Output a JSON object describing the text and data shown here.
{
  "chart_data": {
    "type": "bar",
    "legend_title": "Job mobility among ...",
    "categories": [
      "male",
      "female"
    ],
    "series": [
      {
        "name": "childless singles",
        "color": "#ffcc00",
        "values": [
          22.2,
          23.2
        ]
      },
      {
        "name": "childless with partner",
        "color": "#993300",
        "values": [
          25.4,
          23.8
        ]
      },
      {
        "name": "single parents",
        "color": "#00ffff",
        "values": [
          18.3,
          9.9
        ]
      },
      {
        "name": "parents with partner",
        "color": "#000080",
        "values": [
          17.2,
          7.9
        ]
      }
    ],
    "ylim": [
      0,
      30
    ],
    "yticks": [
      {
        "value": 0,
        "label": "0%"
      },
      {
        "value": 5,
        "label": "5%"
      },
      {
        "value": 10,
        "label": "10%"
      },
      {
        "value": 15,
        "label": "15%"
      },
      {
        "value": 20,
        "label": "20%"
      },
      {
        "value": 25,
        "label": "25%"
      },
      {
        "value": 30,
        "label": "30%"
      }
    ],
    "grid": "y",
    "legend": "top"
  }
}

----------------------------------------

__Problem details__.
Make an exact copy of the records.

__Solution for this problem__.
Output a JSON object describing the text and data shown here.
{
  "chart_data": {
    "type": "bar",
    "legend_title": "Job mobility among ...",
    "categories": [
      "male",
      "female"
    ],
    "series": [
      {
        "name": "childless singles",
        "color": "#ffcc00",
        "values": [
          22.2,
          23.2
        ]
      },
      {
        "name": "childless with partner",
        "color": "#993300",
        "values": [
          25.4,
          23.8
        ]
      },
      {
        "name": "single parents",
        "color": "#00ffff",
        "values": [
          18.3,
          9.9
        ]
      },
      {
        "name": "parents with partner",
        "color": "#000080",
        "values": [
          17.2,
          7.9
        ]
      }
    ],
    "ylim": [
      0,
      30
    ],
    "yticks": [
      {
        "value": 0,
        "label": "0%"
      },
      {
        "value": 5,
        "label": "5%"
      },
      {
        "value": 10,
        "label": "10%"
      },
      {
        "value": 15,
        "label": "15%"
      },
      {
        "value": 20,
        "label": "20%"
      },
      {
        "value": 25,
        "label": "25%"
      },
      {
        "value": 30,
        "label": "30%"
      }
    ],
    "grid": "y",
    "legend": "top"
  }
}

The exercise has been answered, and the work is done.